(Dataset entries)
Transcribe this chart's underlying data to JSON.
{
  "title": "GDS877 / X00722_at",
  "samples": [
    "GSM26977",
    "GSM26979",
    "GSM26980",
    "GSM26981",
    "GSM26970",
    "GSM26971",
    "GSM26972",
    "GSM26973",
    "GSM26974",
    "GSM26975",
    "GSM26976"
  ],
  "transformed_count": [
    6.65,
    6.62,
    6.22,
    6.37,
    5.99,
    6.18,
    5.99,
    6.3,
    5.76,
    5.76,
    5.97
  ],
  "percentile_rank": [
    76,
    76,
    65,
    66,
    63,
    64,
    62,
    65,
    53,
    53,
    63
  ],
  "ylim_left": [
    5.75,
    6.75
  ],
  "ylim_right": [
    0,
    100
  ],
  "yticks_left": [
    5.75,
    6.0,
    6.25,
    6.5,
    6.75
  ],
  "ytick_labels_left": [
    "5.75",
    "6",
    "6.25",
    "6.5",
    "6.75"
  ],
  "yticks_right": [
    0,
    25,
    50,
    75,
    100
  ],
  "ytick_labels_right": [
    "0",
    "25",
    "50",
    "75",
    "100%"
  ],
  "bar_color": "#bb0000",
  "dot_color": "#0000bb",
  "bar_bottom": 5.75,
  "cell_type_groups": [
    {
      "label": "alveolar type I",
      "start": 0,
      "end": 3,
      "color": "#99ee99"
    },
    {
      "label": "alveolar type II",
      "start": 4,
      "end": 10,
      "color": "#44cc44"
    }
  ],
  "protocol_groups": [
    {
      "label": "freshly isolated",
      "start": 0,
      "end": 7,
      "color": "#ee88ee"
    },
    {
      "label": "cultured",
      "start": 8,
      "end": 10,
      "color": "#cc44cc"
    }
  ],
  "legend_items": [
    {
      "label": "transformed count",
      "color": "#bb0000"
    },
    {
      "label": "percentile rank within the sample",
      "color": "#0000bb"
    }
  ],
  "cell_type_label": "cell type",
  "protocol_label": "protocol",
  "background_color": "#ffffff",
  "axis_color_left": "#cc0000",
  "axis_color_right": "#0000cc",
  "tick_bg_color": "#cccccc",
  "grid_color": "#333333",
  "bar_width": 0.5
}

**Given task:** Your task is to return the full listing exactly as it was given.

**Result below:**
Transcribe this chart's underlying data to JSON.
{
  "title": "GDS877 / X00722_at",
  "samples": [
    "GSM26977",
    "GSM26979",
    "GSM26980",
    "GSM26981",
    "GSM26970",
    "GSM26971",
    "GSM26972",
    "GSM26973",
    "GSM26974",
    "GSM26975",
    "GSM26976"
  ],
  "transformed_count": [
    6.65,
    6.62,
    6.22,
    6.37,
    5.99,
    6.18,
    5.99,
    6.3,
    5.76,
    5.76,
    5.97
  ],
  "percentile_rank": [
    76,
    76,
    65,
    66,
    63,
    64,
    62,
    65,
    53,
    53,
    63
  ],
  "ylim_left": [
    5.75,
    6.75
  ],
  "ylim_right": [
    0,
    100
  ],
  "yticks_left": [
    5.75,
    6.0,
    6.25,
    6.5,
    6.75
  ],
  "ytick_labels_left": [
    "5.75",
    "6",
    "6.25",
    "6.5",
    "6.75"
  ],
  "yticks_right": [
    0,
    25,
    50,
    75,
    100
  ],
  "ytick_labels_right": [
    "0",
    "25",
    "50",
    "75",
    "100%"
  ],
  "bar_color": "#bb0000",
  "dot_color": "#0000bb",
  "bar_bottom": 5.75,
  "cell_type_groups": [
    {
      "label": "alveolar type I",
      "start": 0,
      "end": 3,
      "color": "#99ee99"
    },
    {
      "label": "alveolar type II",
      "start": 4,
      "end": 10,
      "color": "#44cc44"
    }
  ],
  "protocol_groups": [
    {
      "label": "freshly isolated",
      "start": 0,
      "end": 7,
      "color": "#ee88ee"
    },
    {
      "label": "cultured",
      "start": 8,
      "end": 10,
      "color": "#cc44cc"
    }
  ],
  "legend_items": [
    {
      "label": "transformed count",
      "color": "#bb0000"
    },
    {
      "label": "percentile rank within the sample",
      "color": "#0000bb"
    }
  ],
  "cell_type_label": "cell type",
  "protocol_label": "protocol",
  "background_color": "#ffffff",
  "axis_color_left": "#cc0000",
  "axis_color_right": "#0000cc",
  "tick_bg_color": "#cccccc",
  "grid_color": "#333333",
  "bar_width": 0.5
}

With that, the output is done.